[Data start]
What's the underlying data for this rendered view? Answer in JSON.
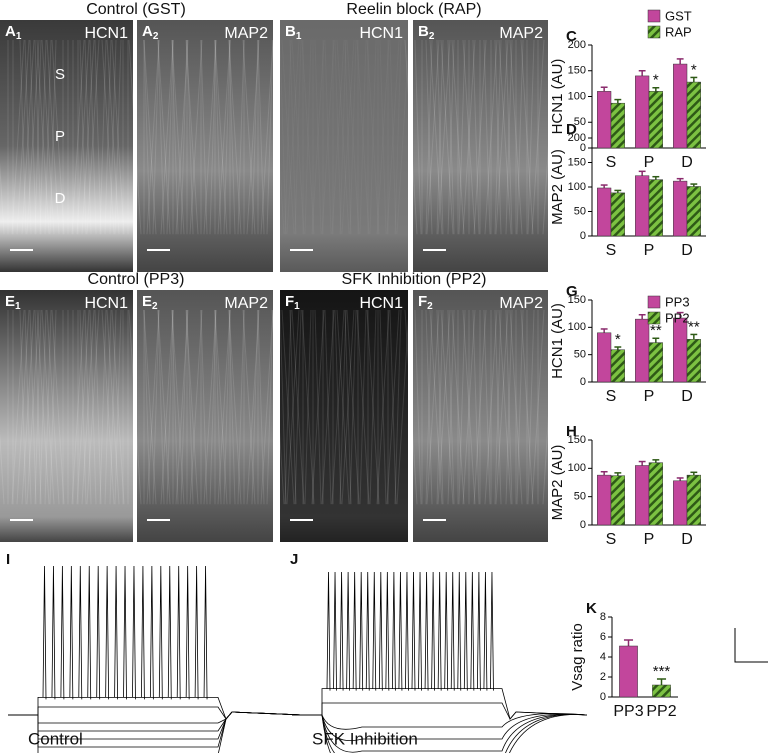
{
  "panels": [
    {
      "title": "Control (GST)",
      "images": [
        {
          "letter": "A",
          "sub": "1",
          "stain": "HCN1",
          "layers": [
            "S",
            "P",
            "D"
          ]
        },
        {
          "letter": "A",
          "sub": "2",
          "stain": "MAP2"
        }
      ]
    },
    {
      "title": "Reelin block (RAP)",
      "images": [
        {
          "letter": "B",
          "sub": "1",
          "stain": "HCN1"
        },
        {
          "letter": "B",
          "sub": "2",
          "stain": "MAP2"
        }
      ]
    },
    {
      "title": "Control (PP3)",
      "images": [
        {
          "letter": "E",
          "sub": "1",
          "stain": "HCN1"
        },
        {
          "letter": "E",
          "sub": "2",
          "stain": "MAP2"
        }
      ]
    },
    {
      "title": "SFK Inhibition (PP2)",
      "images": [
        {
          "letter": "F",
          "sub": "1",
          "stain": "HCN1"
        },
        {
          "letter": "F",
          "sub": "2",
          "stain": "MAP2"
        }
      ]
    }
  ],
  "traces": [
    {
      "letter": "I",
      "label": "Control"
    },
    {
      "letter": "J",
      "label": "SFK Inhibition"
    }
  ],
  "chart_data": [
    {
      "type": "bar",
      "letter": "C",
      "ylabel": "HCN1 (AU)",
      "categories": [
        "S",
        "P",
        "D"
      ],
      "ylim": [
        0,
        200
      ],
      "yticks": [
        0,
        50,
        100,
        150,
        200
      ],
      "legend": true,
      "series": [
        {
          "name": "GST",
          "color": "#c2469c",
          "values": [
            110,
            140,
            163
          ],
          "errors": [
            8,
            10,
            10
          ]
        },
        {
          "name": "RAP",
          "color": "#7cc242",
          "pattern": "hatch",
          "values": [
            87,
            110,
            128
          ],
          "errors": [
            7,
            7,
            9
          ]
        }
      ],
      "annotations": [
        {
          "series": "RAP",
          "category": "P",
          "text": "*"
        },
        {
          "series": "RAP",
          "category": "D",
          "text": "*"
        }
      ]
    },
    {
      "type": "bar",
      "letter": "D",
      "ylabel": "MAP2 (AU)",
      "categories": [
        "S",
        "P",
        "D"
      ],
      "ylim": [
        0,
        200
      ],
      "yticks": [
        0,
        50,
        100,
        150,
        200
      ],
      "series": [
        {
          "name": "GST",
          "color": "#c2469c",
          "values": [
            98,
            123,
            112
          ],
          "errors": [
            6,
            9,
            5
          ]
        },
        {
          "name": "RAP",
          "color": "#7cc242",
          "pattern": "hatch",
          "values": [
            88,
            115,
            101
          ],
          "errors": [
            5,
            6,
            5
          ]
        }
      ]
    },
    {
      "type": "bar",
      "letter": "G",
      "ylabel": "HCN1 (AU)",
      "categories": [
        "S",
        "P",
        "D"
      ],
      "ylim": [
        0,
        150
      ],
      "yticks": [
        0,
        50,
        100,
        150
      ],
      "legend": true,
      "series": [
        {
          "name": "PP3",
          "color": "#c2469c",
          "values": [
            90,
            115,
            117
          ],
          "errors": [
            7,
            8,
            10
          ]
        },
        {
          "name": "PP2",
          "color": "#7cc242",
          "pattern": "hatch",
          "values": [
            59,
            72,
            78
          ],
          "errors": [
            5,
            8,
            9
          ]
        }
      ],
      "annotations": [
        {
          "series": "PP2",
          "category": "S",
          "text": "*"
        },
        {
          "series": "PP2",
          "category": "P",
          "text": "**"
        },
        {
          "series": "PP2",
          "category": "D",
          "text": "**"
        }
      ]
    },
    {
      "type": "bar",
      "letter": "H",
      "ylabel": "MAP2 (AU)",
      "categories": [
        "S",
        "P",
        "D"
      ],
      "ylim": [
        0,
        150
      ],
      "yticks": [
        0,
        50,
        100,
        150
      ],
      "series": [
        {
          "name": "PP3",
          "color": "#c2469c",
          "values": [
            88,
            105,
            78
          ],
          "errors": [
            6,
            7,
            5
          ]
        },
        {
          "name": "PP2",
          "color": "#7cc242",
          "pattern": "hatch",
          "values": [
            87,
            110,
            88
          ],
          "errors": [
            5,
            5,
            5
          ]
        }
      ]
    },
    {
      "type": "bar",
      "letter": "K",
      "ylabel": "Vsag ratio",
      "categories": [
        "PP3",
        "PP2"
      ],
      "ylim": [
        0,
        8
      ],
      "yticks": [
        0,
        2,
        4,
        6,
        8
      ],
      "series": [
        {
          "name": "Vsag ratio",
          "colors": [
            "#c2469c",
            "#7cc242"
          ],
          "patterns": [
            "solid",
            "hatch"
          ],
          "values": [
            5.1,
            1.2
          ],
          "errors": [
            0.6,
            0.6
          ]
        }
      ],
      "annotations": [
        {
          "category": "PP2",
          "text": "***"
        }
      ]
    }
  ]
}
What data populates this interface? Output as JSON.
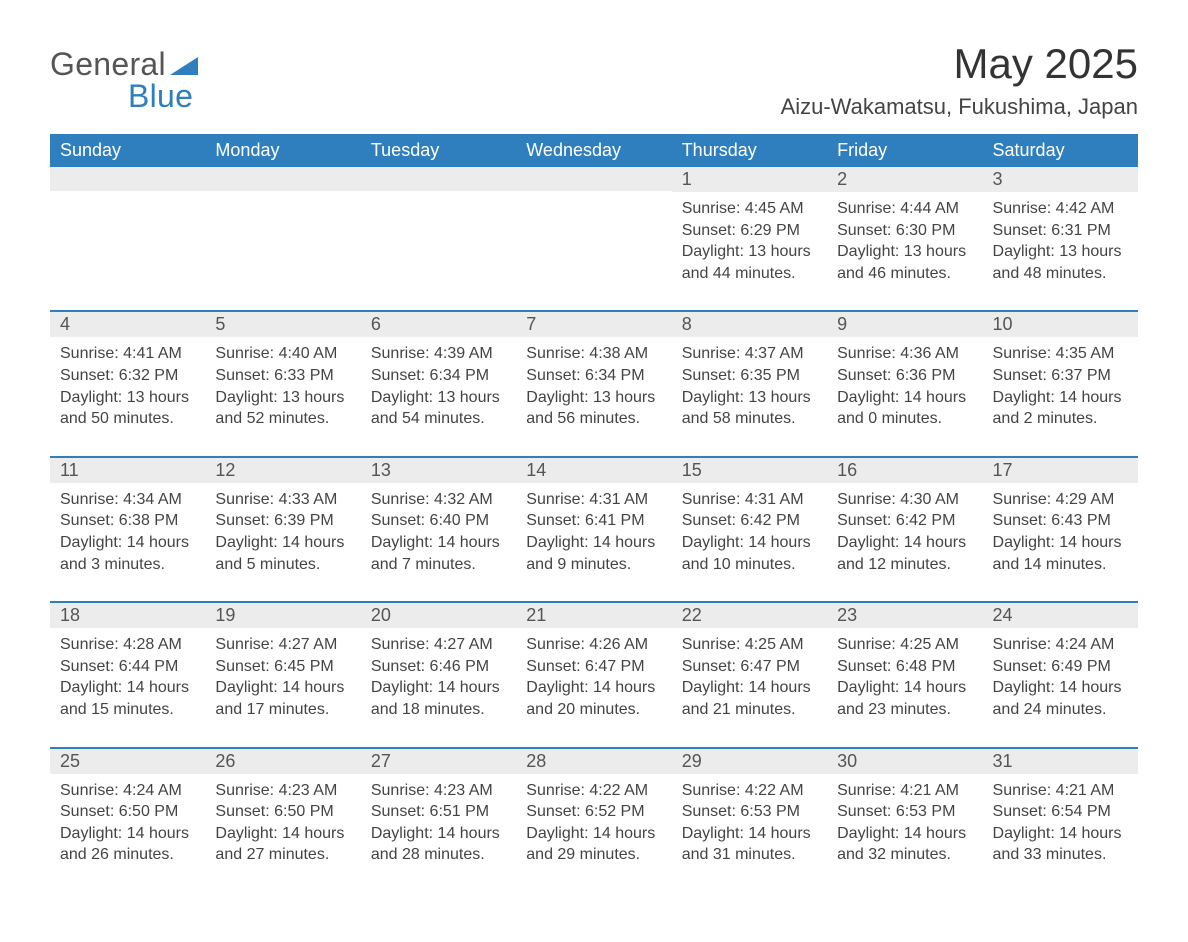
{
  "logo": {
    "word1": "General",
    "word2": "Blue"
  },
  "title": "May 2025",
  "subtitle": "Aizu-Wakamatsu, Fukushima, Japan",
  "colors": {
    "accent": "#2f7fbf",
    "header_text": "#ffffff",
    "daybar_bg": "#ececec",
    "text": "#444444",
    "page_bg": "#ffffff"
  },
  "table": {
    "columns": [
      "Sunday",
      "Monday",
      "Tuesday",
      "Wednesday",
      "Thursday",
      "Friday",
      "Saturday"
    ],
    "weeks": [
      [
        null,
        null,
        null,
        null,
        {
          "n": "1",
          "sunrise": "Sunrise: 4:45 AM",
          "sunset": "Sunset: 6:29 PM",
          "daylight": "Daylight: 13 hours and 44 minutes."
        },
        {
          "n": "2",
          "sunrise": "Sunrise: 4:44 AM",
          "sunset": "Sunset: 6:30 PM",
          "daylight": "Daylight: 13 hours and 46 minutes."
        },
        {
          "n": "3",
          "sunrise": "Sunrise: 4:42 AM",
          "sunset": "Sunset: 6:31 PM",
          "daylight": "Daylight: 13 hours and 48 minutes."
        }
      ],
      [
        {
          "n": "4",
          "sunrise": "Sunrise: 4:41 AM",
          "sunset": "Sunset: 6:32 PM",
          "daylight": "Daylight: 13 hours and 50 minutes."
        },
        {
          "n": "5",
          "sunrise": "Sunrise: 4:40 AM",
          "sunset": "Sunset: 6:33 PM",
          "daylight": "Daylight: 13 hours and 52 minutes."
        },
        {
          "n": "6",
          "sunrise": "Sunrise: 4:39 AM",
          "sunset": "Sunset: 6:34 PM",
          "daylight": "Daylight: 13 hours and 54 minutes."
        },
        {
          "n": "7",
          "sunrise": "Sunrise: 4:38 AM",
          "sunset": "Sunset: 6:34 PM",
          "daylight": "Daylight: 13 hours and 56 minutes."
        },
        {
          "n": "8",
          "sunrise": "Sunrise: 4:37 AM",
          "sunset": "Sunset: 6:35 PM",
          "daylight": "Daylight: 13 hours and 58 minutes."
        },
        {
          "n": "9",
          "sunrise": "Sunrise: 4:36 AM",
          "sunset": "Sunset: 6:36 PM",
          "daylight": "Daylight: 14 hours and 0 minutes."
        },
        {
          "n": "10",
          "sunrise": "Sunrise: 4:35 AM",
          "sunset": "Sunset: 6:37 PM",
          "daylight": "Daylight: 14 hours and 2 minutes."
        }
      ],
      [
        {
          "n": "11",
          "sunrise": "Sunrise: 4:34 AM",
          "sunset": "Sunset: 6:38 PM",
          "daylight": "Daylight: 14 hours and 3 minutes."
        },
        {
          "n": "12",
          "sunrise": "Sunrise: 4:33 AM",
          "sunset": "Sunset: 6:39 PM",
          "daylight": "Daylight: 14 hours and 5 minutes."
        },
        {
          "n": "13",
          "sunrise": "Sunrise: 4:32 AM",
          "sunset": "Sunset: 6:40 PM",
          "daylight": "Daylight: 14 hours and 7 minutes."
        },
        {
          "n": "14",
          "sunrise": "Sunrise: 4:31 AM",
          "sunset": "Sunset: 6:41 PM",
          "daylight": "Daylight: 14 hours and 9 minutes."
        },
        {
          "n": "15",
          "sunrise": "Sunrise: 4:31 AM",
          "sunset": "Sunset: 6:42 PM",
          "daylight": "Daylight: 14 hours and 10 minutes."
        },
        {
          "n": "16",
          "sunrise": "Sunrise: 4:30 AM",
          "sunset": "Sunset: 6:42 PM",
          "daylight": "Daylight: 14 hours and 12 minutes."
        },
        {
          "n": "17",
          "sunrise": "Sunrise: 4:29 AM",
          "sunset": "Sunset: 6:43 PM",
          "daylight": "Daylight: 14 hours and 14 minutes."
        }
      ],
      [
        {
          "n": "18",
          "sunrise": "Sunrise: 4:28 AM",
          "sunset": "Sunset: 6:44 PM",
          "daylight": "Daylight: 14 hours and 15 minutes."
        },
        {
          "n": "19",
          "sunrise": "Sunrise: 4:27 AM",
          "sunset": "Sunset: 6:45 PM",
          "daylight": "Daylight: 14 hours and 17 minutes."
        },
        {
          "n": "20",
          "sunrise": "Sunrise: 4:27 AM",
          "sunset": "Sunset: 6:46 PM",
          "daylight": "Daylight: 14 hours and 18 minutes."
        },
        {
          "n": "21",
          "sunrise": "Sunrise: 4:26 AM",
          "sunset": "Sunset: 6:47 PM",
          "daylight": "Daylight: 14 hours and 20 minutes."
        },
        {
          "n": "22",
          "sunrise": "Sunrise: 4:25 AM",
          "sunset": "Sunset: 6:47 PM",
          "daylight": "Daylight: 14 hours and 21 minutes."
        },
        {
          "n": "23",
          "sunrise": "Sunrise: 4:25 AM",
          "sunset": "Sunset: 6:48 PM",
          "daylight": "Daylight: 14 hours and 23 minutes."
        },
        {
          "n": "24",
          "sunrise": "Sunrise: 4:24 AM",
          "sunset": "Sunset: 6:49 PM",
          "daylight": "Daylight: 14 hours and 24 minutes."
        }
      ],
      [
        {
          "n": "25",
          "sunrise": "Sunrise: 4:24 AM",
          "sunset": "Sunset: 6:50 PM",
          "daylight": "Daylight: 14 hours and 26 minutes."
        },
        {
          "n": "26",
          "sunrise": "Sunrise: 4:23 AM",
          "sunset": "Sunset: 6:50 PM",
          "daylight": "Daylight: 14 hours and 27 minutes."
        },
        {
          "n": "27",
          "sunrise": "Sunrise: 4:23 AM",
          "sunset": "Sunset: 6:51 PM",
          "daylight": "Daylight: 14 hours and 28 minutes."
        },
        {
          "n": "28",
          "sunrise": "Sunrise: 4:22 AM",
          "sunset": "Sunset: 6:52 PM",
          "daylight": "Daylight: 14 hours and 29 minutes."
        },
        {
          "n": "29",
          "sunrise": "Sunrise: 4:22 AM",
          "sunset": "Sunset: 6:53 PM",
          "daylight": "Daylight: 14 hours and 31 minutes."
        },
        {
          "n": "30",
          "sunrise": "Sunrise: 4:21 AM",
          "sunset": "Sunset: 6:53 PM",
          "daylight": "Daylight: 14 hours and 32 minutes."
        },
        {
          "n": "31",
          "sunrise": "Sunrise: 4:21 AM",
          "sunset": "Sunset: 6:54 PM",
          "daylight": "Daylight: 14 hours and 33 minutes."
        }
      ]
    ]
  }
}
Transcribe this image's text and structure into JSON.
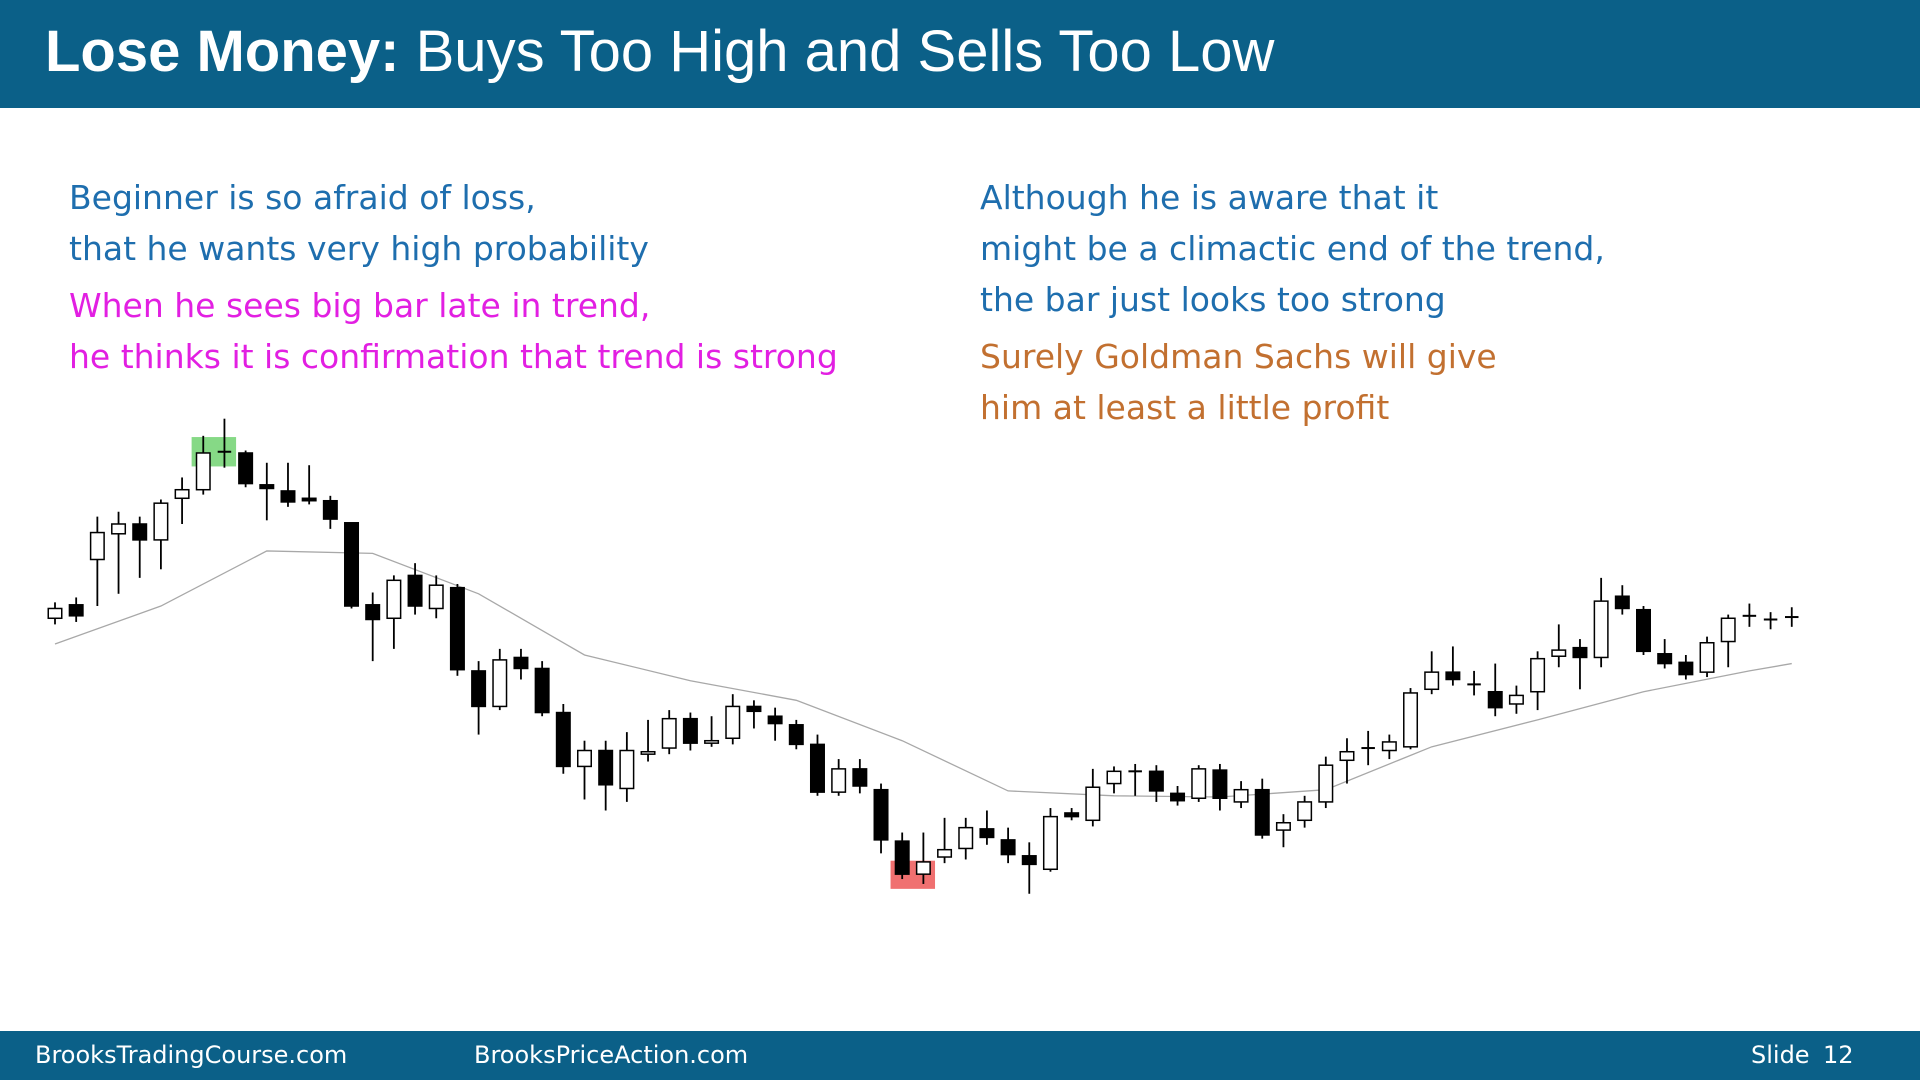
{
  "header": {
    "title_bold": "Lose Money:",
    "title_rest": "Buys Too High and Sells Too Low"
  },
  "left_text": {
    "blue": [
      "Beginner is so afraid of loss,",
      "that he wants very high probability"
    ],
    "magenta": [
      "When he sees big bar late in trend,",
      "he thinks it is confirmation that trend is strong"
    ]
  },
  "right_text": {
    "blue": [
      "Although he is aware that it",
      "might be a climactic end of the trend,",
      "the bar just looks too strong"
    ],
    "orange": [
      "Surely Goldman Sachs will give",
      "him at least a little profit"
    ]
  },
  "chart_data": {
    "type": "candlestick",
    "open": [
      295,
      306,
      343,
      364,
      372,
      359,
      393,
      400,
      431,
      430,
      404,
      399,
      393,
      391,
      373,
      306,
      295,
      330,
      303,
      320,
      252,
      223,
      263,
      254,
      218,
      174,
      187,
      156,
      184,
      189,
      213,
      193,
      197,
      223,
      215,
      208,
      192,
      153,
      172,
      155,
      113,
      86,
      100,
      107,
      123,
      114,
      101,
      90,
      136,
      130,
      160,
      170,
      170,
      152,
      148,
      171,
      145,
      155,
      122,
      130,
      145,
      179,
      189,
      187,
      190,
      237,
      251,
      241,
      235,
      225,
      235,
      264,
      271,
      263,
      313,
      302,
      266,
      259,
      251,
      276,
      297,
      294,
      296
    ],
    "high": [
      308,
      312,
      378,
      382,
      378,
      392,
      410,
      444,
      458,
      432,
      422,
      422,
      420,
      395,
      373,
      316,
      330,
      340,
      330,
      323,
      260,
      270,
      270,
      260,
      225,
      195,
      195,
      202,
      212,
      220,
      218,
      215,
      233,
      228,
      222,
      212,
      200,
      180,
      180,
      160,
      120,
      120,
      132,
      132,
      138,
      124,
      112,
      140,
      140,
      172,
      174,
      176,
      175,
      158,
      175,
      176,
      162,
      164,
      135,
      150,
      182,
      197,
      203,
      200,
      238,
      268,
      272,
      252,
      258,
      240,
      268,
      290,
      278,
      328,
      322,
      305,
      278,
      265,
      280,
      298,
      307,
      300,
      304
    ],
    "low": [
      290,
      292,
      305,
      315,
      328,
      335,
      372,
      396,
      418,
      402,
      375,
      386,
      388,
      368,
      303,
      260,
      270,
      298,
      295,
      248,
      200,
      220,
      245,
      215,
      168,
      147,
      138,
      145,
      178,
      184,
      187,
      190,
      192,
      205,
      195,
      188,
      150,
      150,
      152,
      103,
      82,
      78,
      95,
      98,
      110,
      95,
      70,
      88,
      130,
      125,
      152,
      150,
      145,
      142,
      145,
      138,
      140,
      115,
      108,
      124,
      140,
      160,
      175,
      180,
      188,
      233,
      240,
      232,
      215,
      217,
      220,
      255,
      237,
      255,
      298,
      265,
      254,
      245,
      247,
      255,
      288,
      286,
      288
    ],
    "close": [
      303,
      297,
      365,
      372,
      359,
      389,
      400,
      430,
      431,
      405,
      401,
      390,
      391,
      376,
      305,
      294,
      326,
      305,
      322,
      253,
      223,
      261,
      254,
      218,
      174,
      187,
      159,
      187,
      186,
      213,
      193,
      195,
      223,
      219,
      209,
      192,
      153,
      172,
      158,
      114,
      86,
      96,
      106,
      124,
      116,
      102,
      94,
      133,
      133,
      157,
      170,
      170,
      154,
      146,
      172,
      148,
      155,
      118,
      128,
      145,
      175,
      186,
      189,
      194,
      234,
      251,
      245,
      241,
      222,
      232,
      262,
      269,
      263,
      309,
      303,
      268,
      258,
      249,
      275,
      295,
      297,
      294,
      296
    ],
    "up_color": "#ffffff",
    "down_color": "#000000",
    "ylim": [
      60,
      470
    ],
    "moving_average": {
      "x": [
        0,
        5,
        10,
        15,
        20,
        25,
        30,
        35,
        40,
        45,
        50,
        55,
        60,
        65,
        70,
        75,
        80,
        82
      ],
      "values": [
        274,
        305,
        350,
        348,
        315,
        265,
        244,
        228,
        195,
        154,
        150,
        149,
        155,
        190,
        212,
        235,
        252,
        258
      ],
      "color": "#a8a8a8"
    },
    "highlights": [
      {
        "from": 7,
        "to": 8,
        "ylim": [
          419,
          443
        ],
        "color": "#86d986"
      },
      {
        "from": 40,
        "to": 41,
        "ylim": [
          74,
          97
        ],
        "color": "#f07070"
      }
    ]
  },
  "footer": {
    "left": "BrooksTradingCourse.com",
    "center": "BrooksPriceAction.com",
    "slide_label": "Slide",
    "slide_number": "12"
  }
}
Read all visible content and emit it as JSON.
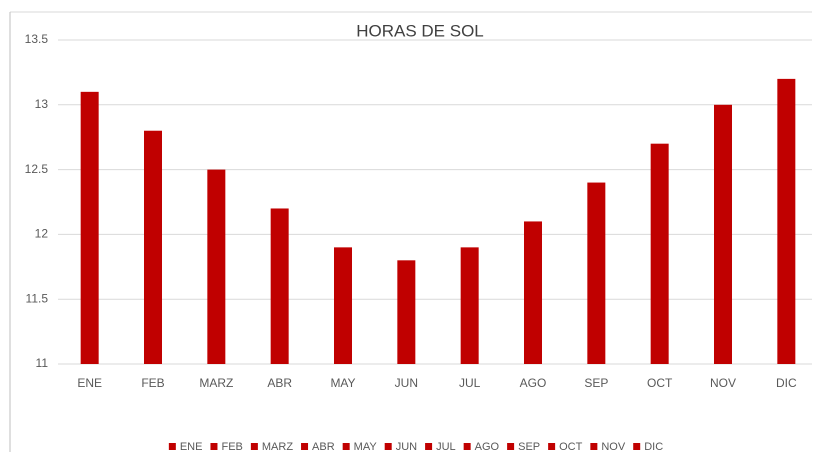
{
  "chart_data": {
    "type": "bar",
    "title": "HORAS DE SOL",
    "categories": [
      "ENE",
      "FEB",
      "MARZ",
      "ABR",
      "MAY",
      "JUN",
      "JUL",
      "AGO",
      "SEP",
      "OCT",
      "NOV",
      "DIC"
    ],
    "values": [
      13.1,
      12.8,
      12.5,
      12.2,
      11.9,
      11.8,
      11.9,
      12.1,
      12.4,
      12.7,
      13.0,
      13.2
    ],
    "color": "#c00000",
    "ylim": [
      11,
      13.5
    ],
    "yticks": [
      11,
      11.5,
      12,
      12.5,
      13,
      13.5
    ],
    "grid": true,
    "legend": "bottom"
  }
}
[Data end]
▸ **Do this**: Reproduce word for word only the lines between the line containing "Read all visible content and emit it as JSON." and the end of the listing above, both included, and drop any pictures.

▸ **Response**:
Read all visible content and emit it as JSON.
{
  "chart_data": {
    "type": "bar",
    "title": "HORAS DE SOL",
    "categories": [
      "ENE",
      "FEB",
      "MARZ",
      "ABR",
      "MAY",
      "JUN",
      "JUL",
      "AGO",
      "SEP",
      "OCT",
      "NOV",
      "DIC"
    ],
    "values": [
      13.1,
      12.8,
      12.5,
      12.2,
      11.9,
      11.8,
      11.9,
      12.1,
      12.4,
      12.7,
      13.0,
      13.2
    ],
    "color": "#c00000",
    "ylim": [
      11,
      13.5
    ],
    "yticks": [
      11,
      11.5,
      12,
      12.5,
      13,
      13.5
    ],
    "grid": true,
    "legend": "bottom"
  }
}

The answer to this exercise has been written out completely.